PROBLEM DETAILS -> Give back each entry unchanged, minus pictures.

GIVEN INFORMATION ->
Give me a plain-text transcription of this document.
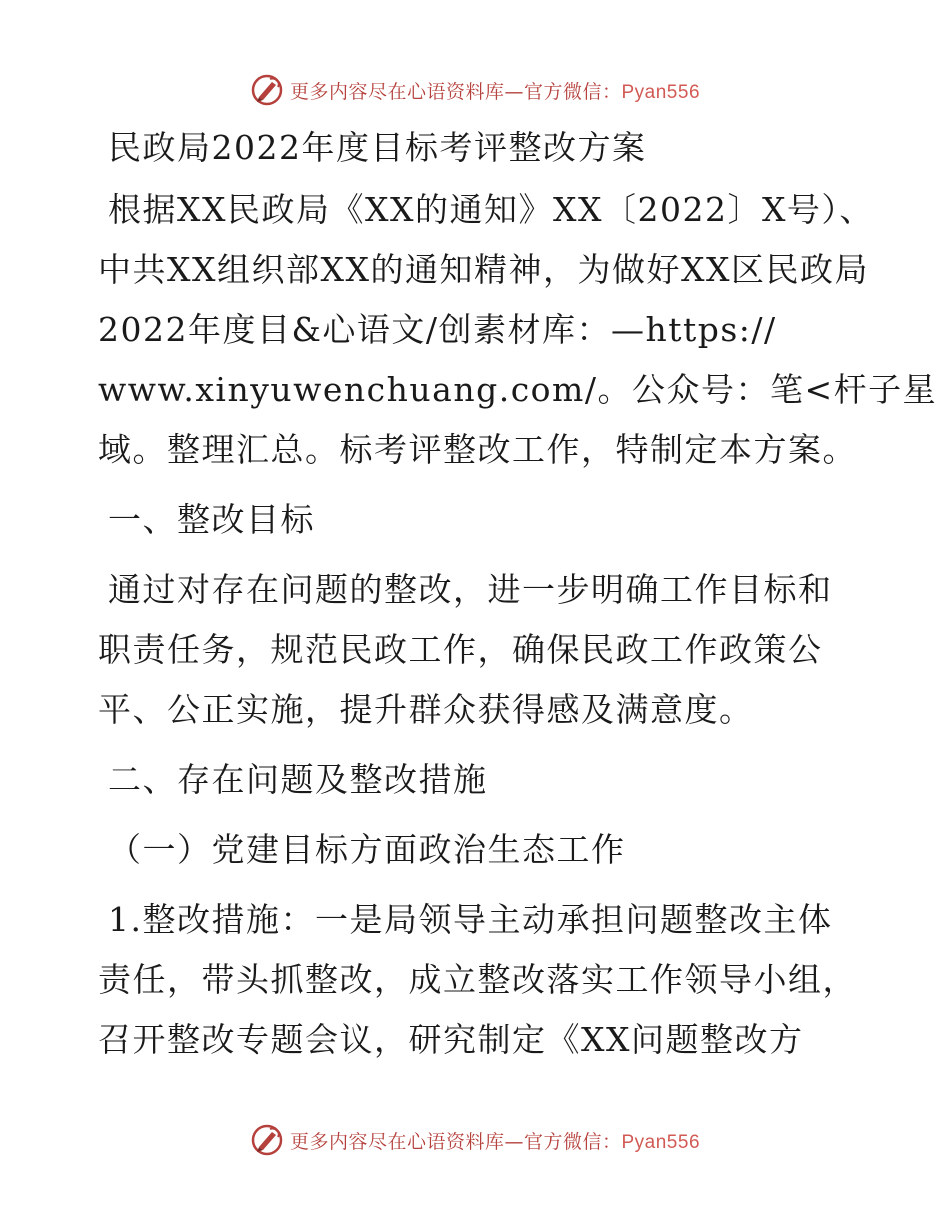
更多内容尽在心语资料库—官方微信：Pyan556

民政局2022年度目标考评整改方案

根据XX民政局《XX的通知》XX〔2022〕X号）、

中共XX组织部XX的通知精神，为做好XX区民政局

2022年度目&心语文/创素材库：—https://

www.xinyuwenchuang.com/。公众号：笔<杆子星

域。整理汇总。标考评整改工作，特制定本方案。

一、整改目标

通过对存在问题的整改，进一步明确工作目标和

职责任务，规范民政工作，确保民政工作政策公

平、公正实施，提升群众获得感及满意度。

二、存在问题及整改措施

（一）党建目标方面政治生态工作

1.整改措施：一是局领导主动承担问题整改主体

责任，带头抓整改，成立整改落实工作领导小组，

召开整改专题会议，研究制定《XX问题整改方

更多内容尽在心语资料库—官方微信：Pyan556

EXERCISE OUTPUT ->
Give me a plain-text transcription of this document.
更多内容尽在心语资料库—官方微信：Pyan556

民政局2022年度目标考评整改方案

根据XX民政局《XX的通知》XX〔2022〕X号）、

中共XX组织部XX的通知精神，为做好XX区民政局

2022年度目&心语文/创素材库：—https://

www.xinyuwenchuang.com/。公众号：笔<杆子星

域。整理汇总。标考评整改工作，特制定本方案。

一、整改目标

通过对存在问题的整改，进一步明确工作目标和

职责任务，规范民政工作，确保民政工作政策公

平、公正实施，提升群众获得感及满意度。

二、存在问题及整改措施

（一）党建目标方面政治生态工作

1.整改措施：一是局领导主动承担问题整改主体

责任，带头抓整改，成立整改落实工作领导小组，

召开整改专题会议，研究制定《XX问题整改方

更多内容尽在心语资料库—官方微信：Pyan556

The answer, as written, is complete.